Records from a collection of figures:
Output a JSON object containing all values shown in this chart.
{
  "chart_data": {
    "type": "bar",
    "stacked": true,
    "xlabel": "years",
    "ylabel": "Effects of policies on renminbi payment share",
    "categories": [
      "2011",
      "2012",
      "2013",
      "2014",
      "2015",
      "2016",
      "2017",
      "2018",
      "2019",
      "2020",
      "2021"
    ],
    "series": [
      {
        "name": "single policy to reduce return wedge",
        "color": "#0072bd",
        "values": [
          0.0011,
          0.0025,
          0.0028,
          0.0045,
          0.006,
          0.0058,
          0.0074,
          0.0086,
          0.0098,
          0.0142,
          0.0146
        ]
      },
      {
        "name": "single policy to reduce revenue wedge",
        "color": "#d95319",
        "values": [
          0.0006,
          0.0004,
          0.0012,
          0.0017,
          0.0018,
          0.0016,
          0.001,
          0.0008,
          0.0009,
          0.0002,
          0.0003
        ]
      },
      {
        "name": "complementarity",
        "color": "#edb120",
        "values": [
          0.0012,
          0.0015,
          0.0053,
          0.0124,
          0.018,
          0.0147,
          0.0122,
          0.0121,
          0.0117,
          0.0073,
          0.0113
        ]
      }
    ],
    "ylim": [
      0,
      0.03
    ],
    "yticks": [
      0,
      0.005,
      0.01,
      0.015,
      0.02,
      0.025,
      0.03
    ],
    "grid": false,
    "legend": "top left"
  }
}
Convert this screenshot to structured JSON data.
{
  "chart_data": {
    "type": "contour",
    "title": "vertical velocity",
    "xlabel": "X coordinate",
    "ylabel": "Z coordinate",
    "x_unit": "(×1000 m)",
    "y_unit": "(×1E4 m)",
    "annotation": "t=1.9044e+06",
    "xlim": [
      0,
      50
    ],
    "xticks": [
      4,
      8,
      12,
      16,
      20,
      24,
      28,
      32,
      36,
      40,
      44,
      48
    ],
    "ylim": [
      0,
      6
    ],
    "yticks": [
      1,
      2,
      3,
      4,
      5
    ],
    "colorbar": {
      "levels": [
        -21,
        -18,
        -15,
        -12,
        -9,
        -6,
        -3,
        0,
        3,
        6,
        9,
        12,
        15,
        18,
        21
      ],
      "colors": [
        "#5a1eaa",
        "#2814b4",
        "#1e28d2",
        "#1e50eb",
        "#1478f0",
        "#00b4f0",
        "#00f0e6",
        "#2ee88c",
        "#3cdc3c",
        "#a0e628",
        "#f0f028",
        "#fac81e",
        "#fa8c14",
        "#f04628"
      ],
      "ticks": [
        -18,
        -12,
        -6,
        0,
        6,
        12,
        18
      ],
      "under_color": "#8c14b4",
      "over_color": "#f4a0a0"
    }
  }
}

### [WORK TO DO]
Copy every single line of the material above that holds "reduce".

### [EXPECTED OUTPUT]
        "name": "single policy to reduce return wedge",
        "name": "single policy to reduce revenue wedge",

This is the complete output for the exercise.